→ Given records:
----------

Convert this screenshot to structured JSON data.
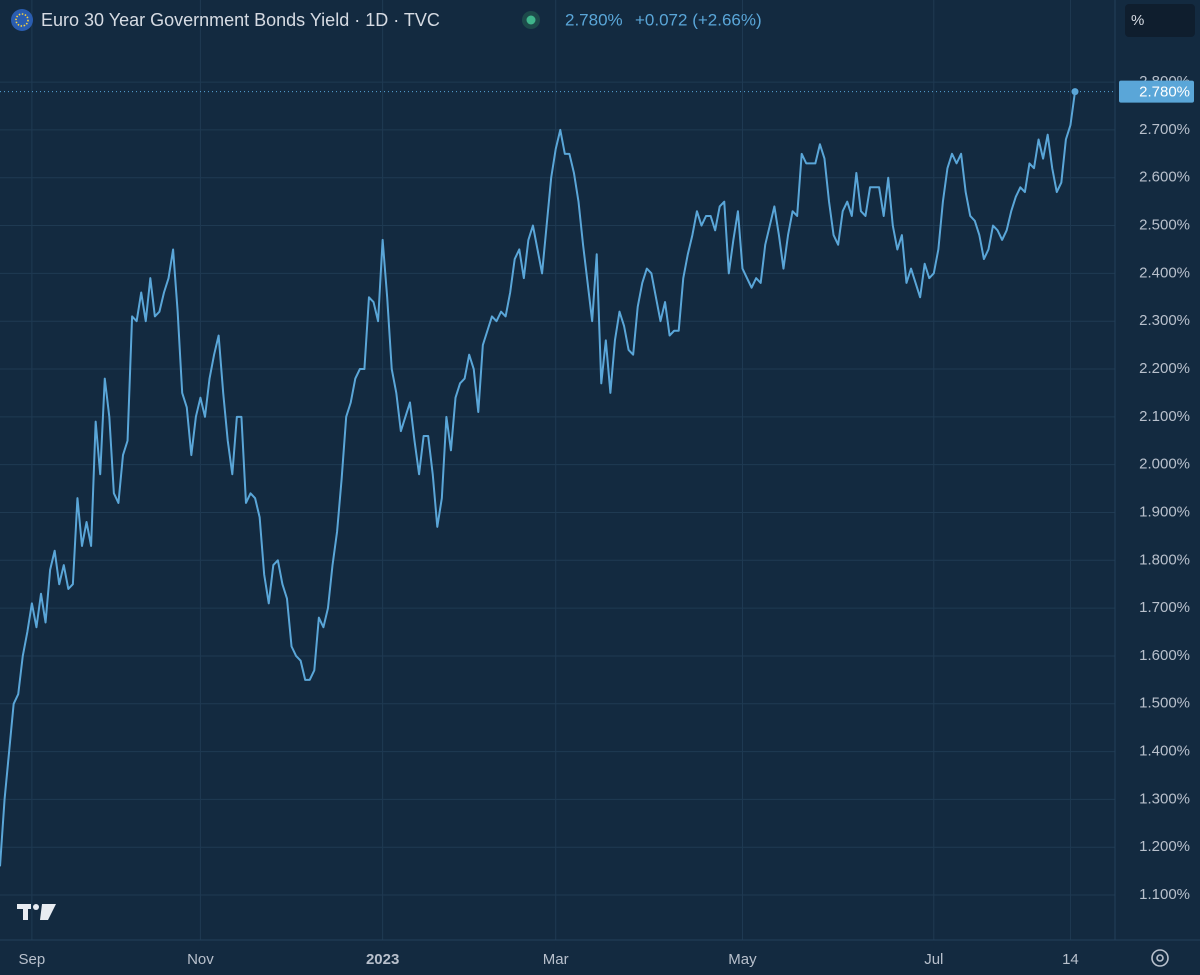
{
  "header": {
    "title": "Euro 30 Year Government Bonds Yield · 1D · TVC",
    "price": "2.780%",
    "change": "+0.072 (+2.66%)",
    "unit_button": "%"
  },
  "chart_data": {
    "type": "line",
    "title": "Euro 30 Year Government Bonds Yield · 1D · TVC",
    "last_label": "2.780%",
    "series": [
      {
        "name": "Euro 30 Year Government Bonds Yield",
        "color": "#5aa6d8",
        "values": [
          1.16,
          1.3,
          1.4,
          1.5,
          1.52,
          1.6,
          1.65,
          1.71,
          1.66,
          1.73,
          1.67,
          1.78,
          1.82,
          1.75,
          1.79,
          1.74,
          1.75,
          1.93,
          1.83,
          1.88,
          1.83,
          2.09,
          1.98,
          2.18,
          2.1,
          1.94,
          1.92,
          2.02,
          2.05,
          2.31,
          2.3,
          2.36,
          2.3,
          2.39,
          2.31,
          2.32,
          2.36,
          2.39,
          2.45,
          2.32,
          2.15,
          2.12,
          2.02,
          2.1,
          2.14,
          2.1,
          2.18,
          2.23,
          2.27,
          2.15,
          2.05,
          1.98,
          2.1,
          2.1,
          1.92,
          1.94,
          1.93,
          1.89,
          1.77,
          1.71,
          1.79,
          1.8,
          1.75,
          1.72,
          1.62,
          1.6,
          1.59,
          1.55,
          1.55,
          1.57,
          1.68,
          1.66,
          1.7,
          1.79,
          1.86,
          1.97,
          2.1,
          2.13,
          2.18,
          2.2,
          2.2,
          2.35,
          2.34,
          2.3,
          2.47,
          2.35,
          2.2,
          2.15,
          2.07,
          2.1,
          2.13,
          2.05,
          1.98,
          2.06,
          2.06,
          1.98,
          1.87,
          1.93,
          2.1,
          2.03,
          2.14,
          2.17,
          2.18,
          2.23,
          2.2,
          2.11,
          2.25,
          2.28,
          2.31,
          2.3,
          2.32,
          2.31,
          2.36,
          2.43,
          2.45,
          2.39,
          2.47,
          2.5,
          2.45,
          2.4,
          2.5,
          2.6,
          2.66,
          2.7,
          2.65,
          2.65,
          2.61,
          2.55,
          2.46,
          2.38,
          2.3,
          2.44,
          2.17,
          2.26,
          2.15,
          2.26,
          2.32,
          2.29,
          2.24,
          2.23,
          2.33,
          2.38,
          2.41,
          2.4,
          2.35,
          2.3,
          2.34,
          2.27,
          2.28,
          2.28,
          2.39,
          2.44,
          2.48,
          2.53,
          2.5,
          2.52,
          2.52,
          2.49,
          2.54,
          2.55,
          2.4,
          2.47,
          2.53,
          2.41,
          2.39,
          2.37,
          2.39,
          2.38,
          2.46,
          2.5,
          2.54,
          2.48,
          2.41,
          2.48,
          2.53,
          2.52,
          2.65,
          2.63,
          2.63,
          2.63,
          2.67,
          2.64,
          2.55,
          2.48,
          2.46,
          2.53,
          2.55,
          2.52,
          2.61,
          2.53,
          2.52,
          2.58,
          2.58,
          2.58,
          2.52,
          2.6,
          2.5,
          2.45,
          2.48,
          2.38,
          2.41,
          2.38,
          2.35,
          2.42,
          2.39,
          2.4,
          2.45,
          2.55,
          2.62,
          2.65,
          2.63,
          2.65,
          2.57,
          2.52,
          2.51,
          2.48,
          2.43,
          2.45,
          2.5,
          2.49,
          2.47,
          2.49,
          2.53,
          2.56,
          2.58,
          2.57,
          2.63,
          2.62,
          2.68,
          2.64,
          2.69,
          2.62,
          2.57,
          2.59,
          2.68,
          2.71,
          2.78
        ]
      }
    ],
    "ylim": [
      1.006,
      2.888
    ],
    "yticks": [
      {
        "value": 1.1,
        "label": "1.100%"
      },
      {
        "value": 1.2,
        "label": "1.200%"
      },
      {
        "value": 1.3,
        "label": "1.300%"
      },
      {
        "value": 1.4,
        "label": "1.400%"
      },
      {
        "value": 1.5,
        "label": "1.500%"
      },
      {
        "value": 1.6,
        "label": "1.600%"
      },
      {
        "value": 1.7,
        "label": "1.700%"
      },
      {
        "value": 1.8,
        "label": "1.800%"
      },
      {
        "value": 1.9,
        "label": "1.900%"
      },
      {
        "value": 2.0,
        "label": "2.000%"
      },
      {
        "value": 2.1,
        "label": "2.100%"
      },
      {
        "value": 2.2,
        "label": "2.200%"
      },
      {
        "value": 2.3,
        "label": "2.300%"
      },
      {
        "value": 2.4,
        "label": "2.400%"
      },
      {
        "value": 2.5,
        "label": "2.500%"
      },
      {
        "value": 2.6,
        "label": "2.600%"
      },
      {
        "value": 2.7,
        "label": "2.700%"
      },
      {
        "value": 2.8,
        "label": "2.800%"
      }
    ],
    "xticks": [
      {
        "value": 7,
        "label": "Sep"
      },
      {
        "value": 44,
        "label": "Nov"
      },
      {
        "value": 84,
        "label": "2023"
      },
      {
        "value": 122,
        "label": "Mar"
      },
      {
        "value": 163,
        "label": "May"
      },
      {
        "value": 205,
        "label": "Jul"
      },
      {
        "value": 235,
        "label": "14"
      }
    ],
    "grid": true
  }
}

----------

→ Exercise prompt: Copy every entry exactly as written. Pictures are excluded.

→ Result:
Convert this screenshot to structured JSON data.
{
  "header": {
    "title": "Euro 30 Year Government Bonds Yield · 1D · TVC",
    "price": "2.780%",
    "change": "+0.072 (+2.66%)",
    "unit_button": "%"
  },
  "chart_data": {
    "type": "line",
    "title": "Euro 30 Year Government Bonds Yield · 1D · TVC",
    "last_label": "2.780%",
    "series": [
      {
        "name": "Euro 30 Year Government Bonds Yield",
        "color": "#5aa6d8",
        "values": [
          1.16,
          1.3,
          1.4,
          1.5,
          1.52,
          1.6,
          1.65,
          1.71,
          1.66,
          1.73,
          1.67,
          1.78,
          1.82,
          1.75,
          1.79,
          1.74,
          1.75,
          1.93,
          1.83,
          1.88,
          1.83,
          2.09,
          1.98,
          2.18,
          2.1,
          1.94,
          1.92,
          2.02,
          2.05,
          2.31,
          2.3,
          2.36,
          2.3,
          2.39,
          2.31,
          2.32,
          2.36,
          2.39,
          2.45,
          2.32,
          2.15,
          2.12,
          2.02,
          2.1,
          2.14,
          2.1,
          2.18,
          2.23,
          2.27,
          2.15,
          2.05,
          1.98,
          2.1,
          2.1,
          1.92,
          1.94,
          1.93,
          1.89,
          1.77,
          1.71,
          1.79,
          1.8,
          1.75,
          1.72,
          1.62,
          1.6,
          1.59,
          1.55,
          1.55,
          1.57,
          1.68,
          1.66,
          1.7,
          1.79,
          1.86,
          1.97,
          2.1,
          2.13,
          2.18,
          2.2,
          2.2,
          2.35,
          2.34,
          2.3,
          2.47,
          2.35,
          2.2,
          2.15,
          2.07,
          2.1,
          2.13,
          2.05,
          1.98,
          2.06,
          2.06,
          1.98,
          1.87,
          1.93,
          2.1,
          2.03,
          2.14,
          2.17,
          2.18,
          2.23,
          2.2,
          2.11,
          2.25,
          2.28,
          2.31,
          2.3,
          2.32,
          2.31,
          2.36,
          2.43,
          2.45,
          2.39,
          2.47,
          2.5,
          2.45,
          2.4,
          2.5,
          2.6,
          2.66,
          2.7,
          2.65,
          2.65,
          2.61,
          2.55,
          2.46,
          2.38,
          2.3,
          2.44,
          2.17,
          2.26,
          2.15,
          2.26,
          2.32,
          2.29,
          2.24,
          2.23,
          2.33,
          2.38,
          2.41,
          2.4,
          2.35,
          2.3,
          2.34,
          2.27,
          2.28,
          2.28,
          2.39,
          2.44,
          2.48,
          2.53,
          2.5,
          2.52,
          2.52,
          2.49,
          2.54,
          2.55,
          2.4,
          2.47,
          2.53,
          2.41,
          2.39,
          2.37,
          2.39,
          2.38,
          2.46,
          2.5,
          2.54,
          2.48,
          2.41,
          2.48,
          2.53,
          2.52,
          2.65,
          2.63,
          2.63,
          2.63,
          2.67,
          2.64,
          2.55,
          2.48,
          2.46,
          2.53,
          2.55,
          2.52,
          2.61,
          2.53,
          2.52,
          2.58,
          2.58,
          2.58,
          2.52,
          2.6,
          2.5,
          2.45,
          2.48,
          2.38,
          2.41,
          2.38,
          2.35,
          2.42,
          2.39,
          2.4,
          2.45,
          2.55,
          2.62,
          2.65,
          2.63,
          2.65,
          2.57,
          2.52,
          2.51,
          2.48,
          2.43,
          2.45,
          2.5,
          2.49,
          2.47,
          2.49,
          2.53,
          2.56,
          2.58,
          2.57,
          2.63,
          2.62,
          2.68,
          2.64,
          2.69,
          2.62,
          2.57,
          2.59,
          2.68,
          2.71,
          2.78
        ]
      }
    ],
    "ylim": [
      1.006,
      2.888
    ],
    "yticks": [
      {
        "value": 1.1,
        "label": "1.100%"
      },
      {
        "value": 1.2,
        "label": "1.200%"
      },
      {
        "value": 1.3,
        "label": "1.300%"
      },
      {
        "value": 1.4,
        "label": "1.400%"
      },
      {
        "value": 1.5,
        "label": "1.500%"
      },
      {
        "value": 1.6,
        "label": "1.600%"
      },
      {
        "value": 1.7,
        "label": "1.700%"
      },
      {
        "value": 1.8,
        "label": "1.800%"
      },
      {
        "value": 1.9,
        "label": "1.900%"
      },
      {
        "value": 2.0,
        "label": "2.000%"
      },
      {
        "value": 2.1,
        "label": "2.100%"
      },
      {
        "value": 2.2,
        "label": "2.200%"
      },
      {
        "value": 2.3,
        "label": "2.300%"
      },
      {
        "value": 2.4,
        "label": "2.400%"
      },
      {
        "value": 2.5,
        "label": "2.500%"
      },
      {
        "value": 2.6,
        "label": "2.600%"
      },
      {
        "value": 2.7,
        "label": "2.700%"
      },
      {
        "value": 2.8,
        "label": "2.800%"
      }
    ],
    "xticks": [
      {
        "value": 7,
        "label": "Sep"
      },
      {
        "value": 44,
        "label": "Nov"
      },
      {
        "value": 84,
        "label": "2023"
      },
      {
        "value": 122,
        "label": "Mar"
      },
      {
        "value": 163,
        "label": "May"
      },
      {
        "value": 205,
        "label": "Jul"
      },
      {
        "value": 235,
        "label": "14"
      }
    ],
    "grid": true
  }
}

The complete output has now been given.